[GIVEN REQUEST] Every record should be written out exactly, please.

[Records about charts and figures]
>> START

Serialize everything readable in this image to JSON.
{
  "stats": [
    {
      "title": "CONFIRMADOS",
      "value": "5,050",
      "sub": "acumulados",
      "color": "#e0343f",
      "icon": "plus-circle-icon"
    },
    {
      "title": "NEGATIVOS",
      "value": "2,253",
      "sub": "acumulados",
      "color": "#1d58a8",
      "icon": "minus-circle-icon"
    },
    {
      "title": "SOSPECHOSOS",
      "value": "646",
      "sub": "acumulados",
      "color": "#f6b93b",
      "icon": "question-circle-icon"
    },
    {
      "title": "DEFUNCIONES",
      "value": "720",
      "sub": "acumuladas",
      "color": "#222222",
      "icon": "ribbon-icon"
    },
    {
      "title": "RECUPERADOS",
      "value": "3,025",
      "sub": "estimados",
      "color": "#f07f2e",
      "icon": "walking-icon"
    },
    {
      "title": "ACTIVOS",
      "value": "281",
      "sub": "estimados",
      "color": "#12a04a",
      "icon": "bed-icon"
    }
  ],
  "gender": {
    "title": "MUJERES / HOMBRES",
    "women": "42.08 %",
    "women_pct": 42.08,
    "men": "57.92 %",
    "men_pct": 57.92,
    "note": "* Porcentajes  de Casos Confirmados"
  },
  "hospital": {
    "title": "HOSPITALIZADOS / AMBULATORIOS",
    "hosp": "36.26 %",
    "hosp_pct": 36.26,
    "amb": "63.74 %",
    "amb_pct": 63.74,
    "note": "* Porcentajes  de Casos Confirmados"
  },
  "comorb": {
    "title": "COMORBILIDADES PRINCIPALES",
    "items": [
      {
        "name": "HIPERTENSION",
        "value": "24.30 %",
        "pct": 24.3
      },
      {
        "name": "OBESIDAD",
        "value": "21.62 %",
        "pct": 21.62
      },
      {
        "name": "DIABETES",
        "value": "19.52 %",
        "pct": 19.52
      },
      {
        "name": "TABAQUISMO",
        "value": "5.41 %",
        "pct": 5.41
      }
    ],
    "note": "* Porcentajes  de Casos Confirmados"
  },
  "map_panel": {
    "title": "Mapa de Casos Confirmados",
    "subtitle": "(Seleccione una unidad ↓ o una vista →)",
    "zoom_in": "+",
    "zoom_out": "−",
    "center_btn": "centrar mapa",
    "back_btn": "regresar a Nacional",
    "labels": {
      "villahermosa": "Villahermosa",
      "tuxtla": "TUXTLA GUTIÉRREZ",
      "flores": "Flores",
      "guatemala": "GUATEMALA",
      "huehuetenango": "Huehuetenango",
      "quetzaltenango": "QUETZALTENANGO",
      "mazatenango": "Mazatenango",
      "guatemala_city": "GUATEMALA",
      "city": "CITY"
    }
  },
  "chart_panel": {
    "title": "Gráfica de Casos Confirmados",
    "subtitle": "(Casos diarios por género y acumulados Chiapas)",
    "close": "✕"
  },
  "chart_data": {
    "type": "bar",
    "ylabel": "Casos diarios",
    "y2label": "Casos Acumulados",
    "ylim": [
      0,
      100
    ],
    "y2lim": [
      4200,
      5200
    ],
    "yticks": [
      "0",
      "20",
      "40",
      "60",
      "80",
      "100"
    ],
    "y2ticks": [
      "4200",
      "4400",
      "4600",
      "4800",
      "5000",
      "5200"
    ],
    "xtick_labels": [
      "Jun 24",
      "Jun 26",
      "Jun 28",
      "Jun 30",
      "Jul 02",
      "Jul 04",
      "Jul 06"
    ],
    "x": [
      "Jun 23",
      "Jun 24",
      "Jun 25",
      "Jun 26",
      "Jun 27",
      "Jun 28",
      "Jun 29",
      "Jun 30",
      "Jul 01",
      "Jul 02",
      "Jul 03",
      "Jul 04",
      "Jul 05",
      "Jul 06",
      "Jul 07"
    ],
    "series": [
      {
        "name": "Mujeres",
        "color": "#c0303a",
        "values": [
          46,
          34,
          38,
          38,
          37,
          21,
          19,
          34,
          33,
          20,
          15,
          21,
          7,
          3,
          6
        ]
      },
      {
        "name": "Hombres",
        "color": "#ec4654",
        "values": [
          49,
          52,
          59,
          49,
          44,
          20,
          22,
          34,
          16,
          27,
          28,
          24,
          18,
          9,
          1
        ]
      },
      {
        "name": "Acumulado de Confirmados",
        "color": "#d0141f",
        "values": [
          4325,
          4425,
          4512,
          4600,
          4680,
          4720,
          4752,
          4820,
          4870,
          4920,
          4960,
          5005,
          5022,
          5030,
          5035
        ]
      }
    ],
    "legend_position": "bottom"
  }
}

>> END

[EXERCISE RESULT]
Serialize everything readable in this image to JSON.
{
  "stats": [
    {
      "title": "CONFIRMADOS",
      "value": "5,050",
      "sub": "acumulados",
      "color": "#e0343f",
      "icon": "plus-circle-icon"
    },
    {
      "title": "NEGATIVOS",
      "value": "2,253",
      "sub": "acumulados",
      "color": "#1d58a8",
      "icon": "minus-circle-icon"
    },
    {
      "title": "SOSPECHOSOS",
      "value": "646",
      "sub": "acumulados",
      "color": "#f6b93b",
      "icon": "question-circle-icon"
    },
    {
      "title": "DEFUNCIONES",
      "value": "720",
      "sub": "acumuladas",
      "color": "#222222",
      "icon": "ribbon-icon"
    },
    {
      "title": "RECUPERADOS",
      "value": "3,025",
      "sub": "estimados",
      "color": "#f07f2e",
      "icon": "walking-icon"
    },
    {
      "title": "ACTIVOS",
      "value": "281",
      "sub": "estimados",
      "color": "#12a04a",
      "icon": "bed-icon"
    }
  ],
  "gender": {
    "title": "MUJERES / HOMBRES",
    "women": "42.08 %",
    "women_pct": 42.08,
    "men": "57.92 %",
    "men_pct": 57.92,
    "note": "* Porcentajes  de Casos Confirmados"
  },
  "hospital": {
    "title": "HOSPITALIZADOS / AMBULATORIOS",
    "hosp": "36.26 %",
    "hosp_pct": 36.26,
    "amb": "63.74 %",
    "amb_pct": 63.74,
    "note": "* Porcentajes  de Casos Confirmados"
  },
  "comorb": {
    "title": "COMORBILIDADES PRINCIPALES",
    "items": [
      {
        "name": "HIPERTENSION",
        "value": "24.30 %",
        "pct": 24.3
      },
      {
        "name": "OBESIDAD",
        "value": "21.62 %",
        "pct": 21.62
      },
      {
        "name": "DIABETES",
        "value": "19.52 %",
        "pct": 19.52
      },
      {
        "name": "TABAQUISMO",
        "value": "5.41 %",
        "pct": 5.41
      }
    ],
    "note": "* Porcentajes  de Casos Confirmados"
  },
  "map_panel": {
    "title": "Mapa de Casos Confirmados",
    "subtitle": "(Seleccione una unidad ↓ o una vista →)",
    "zoom_in": "+",
    "zoom_out": "−",
    "center_btn": "centrar mapa",
    "back_btn": "regresar a Nacional",
    "labels": {
      "villahermosa": "Villahermosa",
      "tuxtla": "TUXTLA GUTIÉRREZ",
      "flores": "Flores",
      "guatemala": "GUATEMALA",
      "huehuetenango": "Huehuetenango",
      "quetzaltenango": "QUETZALTENANGO",
      "mazatenango": "Mazatenango",
      "guatemala_city": "GUATEMALA",
      "city": "CITY"
    }
  },
  "chart_panel": {
    "title": "Gráfica de Casos Confirmados",
    "subtitle": "(Casos diarios por género y acumulados Chiapas)",
    "close": "✕"
  },
  "chart_data": {
    "type": "bar",
    "ylabel": "Casos diarios",
    "y2label": "Casos Acumulados",
    "ylim": [
      0,
      100
    ],
    "y2lim": [
      4200,
      5200
    ],
    "yticks": [
      "0",
      "20",
      "40",
      "60",
      "80",
      "100"
    ],
    "y2ticks": [
      "4200",
      "4400",
      "4600",
      "4800",
      "5000",
      "5200"
    ],
    "xtick_labels": [
      "Jun 24",
      "Jun 26",
      "Jun 28",
      "Jun 30",
      "Jul 02",
      "Jul 04",
      "Jul 06"
    ],
    "x": [
      "Jun 23",
      "Jun 24",
      "Jun 25",
      "Jun 26",
      "Jun 27",
      "Jun 28",
      "Jun 29",
      "Jun 30",
      "Jul 01",
      "Jul 02",
      "Jul 03",
      "Jul 04",
      "Jul 05",
      "Jul 06",
      "Jul 07"
    ],
    "series": [
      {
        "name": "Mujeres",
        "color": "#c0303a",
        "values": [
          46,
          34,
          38,
          38,
          37,
          21,
          19,
          34,
          33,
          20,
          15,
          21,
          7,
          3,
          6
        ]
      },
      {
        "name": "Hombres",
        "color": "#ec4654",
        "values": [
          49,
          52,
          59,
          49,
          44,
          20,
          22,
          34,
          16,
          27,
          28,
          24,
          18,
          9,
          1
        ]
      },
      {
        "name": "Acumulado de Confirmados",
        "color": "#d0141f",
        "values": [
          4325,
          4425,
          4512,
          4600,
          4680,
          4720,
          4752,
          4820,
          4870,
          4920,
          4960,
          5005,
          5022,
          5030,
          5035
        ]
      }
    ],
    "legend_position": "bottom"
  }
}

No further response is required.